## 課題 1
本文について、次の問いに答えてください。
(a) 筆者の母が国道沿いで営んでいたのは何の店ですか。
(b) フェミニズムの影響を尋ねられた母は、どう答えましたか。
(c) 筆者が「82年生まれ、キムジヨン」を映画で見たのは、何の次ですか。

## 本文

____

男も家事をしないと結婚してもらえない、そして自由
私の母が私が高校生から大学生くらいの頃、1990年ごろだろうか、よく、男も家事をしないと結婚してもらえないよ、と言っていた。それは今,共働きが増えてますます強まってきているように感じる。
先日母と二人で食事することになり、そのことをどうしていうようになったのか、聞いてみた。私の想定はテレビとかだろうと。
そうしたら、お店のお客さんよ、とのことだった。母は婦人用雑貨を国道沿いに営んでいた。そしてその店のある家に一家で住んでいた。父ははじめ手伝っていたが仕事がなくなり外に働きに出て行っていた。
まるでアニー・アルノー(ノーベル文学賞2022)の「場所」みたいである。母の稼ぎもあるので私たち子供に関するお金の決済も母がしていた。アニー・アルノーの「場所」を読むと我が家が描かれているようで、それを教えてくれたノーベル賞委員会には感謝したい。
話を戻すが、その母のお客たちは共働きで「夫が家に帰ってビール、風呂とくつろいで、あたしだって働いてるのに」とお店で不満を言っていたそうだ。婦人用雑貨を買いにこれる客、つまり自分で稼いでいる女性である。「もうあんな夫とは離婚したい」とこぼすこともあったそうだ。母は、そんなお客さんが何人もいた、お客さんも家でそういう不満を聞いてくれる人がいないので、お店に来て話していくの、と。
それで母は私に「家事ができるようになること」と言っていたとのことである。
母にフェミニズムとかで言われていたから、そういう影響もあるんじゃないの?と聞いたらそういうのは興味がなかった、と。
先ほども書いたが、このような会話が成り立ったのはアニー・エルノーの「場所」「ある女」を読み始めたからだった。エルノーの実家も小売屋さんで、母に商才があり、父が家のことをやるようになっていったようである。そしてそれが普通であったために、アニー・エルノーの夫が仕事に集中して、それを言い訳にして家庭を顧みない、日本でもそういう時期があったが、フランスにも意外にもそういう時期があったようなのだ、そういう夫に絶望したというのが「凍りついた女」。そして離婚。ところがアニー・エルノーは「シンプルな情熱」でまさかのダメンズ製造機と化している。それでも惹きつけられる。
我が家の子供たちは成人しているのでほとんど手がかからなくなってはいるが、私は私の妻が凍りつかずに済んだ、くらいには家に主体的にかかわっただろうか?とそういう物語を読むと思う。
母に「82年生まれ、キムジヨン」という映画か,小説読んだか聞いたが読んでいなかった。私は「パラサイト」の次にそれを映画で見たので、また韓国のフェミニズムを聞いたこともあったので韓国のフェミニズムは進んでいると思っていたが、そうではなく、母と韓国のドラマとか古い制度守ってるよね、みたいな話もした。韓国では孫の結婚でも祖父祖母の言うことを聞くとか。そこまで行かなくても我が家でも、亡くなった祖父祖母の影響は大きかった。何せ家族経営で小さな小売業やらある別の事業をしていたから。

____

## 表示記録
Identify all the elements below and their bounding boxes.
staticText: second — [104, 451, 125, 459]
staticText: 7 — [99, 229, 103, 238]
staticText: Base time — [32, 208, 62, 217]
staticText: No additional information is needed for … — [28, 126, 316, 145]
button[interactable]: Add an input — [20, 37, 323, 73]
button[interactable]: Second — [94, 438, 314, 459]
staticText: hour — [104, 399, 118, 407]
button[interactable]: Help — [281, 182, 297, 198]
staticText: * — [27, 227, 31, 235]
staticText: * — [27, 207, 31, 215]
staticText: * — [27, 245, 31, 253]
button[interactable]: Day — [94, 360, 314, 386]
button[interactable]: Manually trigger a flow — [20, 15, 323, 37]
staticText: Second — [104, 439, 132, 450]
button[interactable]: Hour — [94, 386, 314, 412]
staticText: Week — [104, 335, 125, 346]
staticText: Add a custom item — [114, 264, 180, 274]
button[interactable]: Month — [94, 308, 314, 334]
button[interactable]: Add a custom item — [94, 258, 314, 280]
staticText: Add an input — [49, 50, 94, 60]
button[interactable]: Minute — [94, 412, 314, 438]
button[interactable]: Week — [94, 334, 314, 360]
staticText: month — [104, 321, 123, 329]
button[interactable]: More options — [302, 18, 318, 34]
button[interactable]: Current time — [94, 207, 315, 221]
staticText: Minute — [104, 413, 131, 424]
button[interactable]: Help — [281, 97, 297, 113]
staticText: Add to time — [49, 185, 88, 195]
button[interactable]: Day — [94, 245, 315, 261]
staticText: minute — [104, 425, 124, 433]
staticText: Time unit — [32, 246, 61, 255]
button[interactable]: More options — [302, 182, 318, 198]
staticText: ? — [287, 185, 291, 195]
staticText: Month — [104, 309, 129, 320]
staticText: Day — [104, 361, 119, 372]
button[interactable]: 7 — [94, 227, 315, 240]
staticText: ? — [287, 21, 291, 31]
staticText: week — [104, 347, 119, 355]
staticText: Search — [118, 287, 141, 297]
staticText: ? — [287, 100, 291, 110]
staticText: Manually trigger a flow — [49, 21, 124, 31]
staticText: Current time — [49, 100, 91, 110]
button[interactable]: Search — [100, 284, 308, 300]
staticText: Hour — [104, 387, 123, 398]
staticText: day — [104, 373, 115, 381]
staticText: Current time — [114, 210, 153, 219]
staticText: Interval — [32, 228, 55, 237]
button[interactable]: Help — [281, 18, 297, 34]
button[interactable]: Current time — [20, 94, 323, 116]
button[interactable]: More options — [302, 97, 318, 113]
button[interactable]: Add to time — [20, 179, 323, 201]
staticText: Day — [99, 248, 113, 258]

____

## 課題 2
記録の冒頭から、"button[interactable]: Add an" を含む行までの部分を、両端の行も含めて一字一句変えずに書き出してください。

## 解答 1
(a) 婦人用雑貨の店です。
(b) そういうのは興味がなかったと答えました。
(c) 「パラサイト」の次です。

## 解答 2
Identify all the elements below and their bounding boxes.
staticText: second — [104, 451, 125, 459]
staticText: 7 — [99, 229, 103, 238]
staticText: Base time — [32, 208, 62, 217]
staticText: No additional information is needed for … — [28, 126, 316, 145]
button[interactable]: Add an input — [20, 37, 323, 73]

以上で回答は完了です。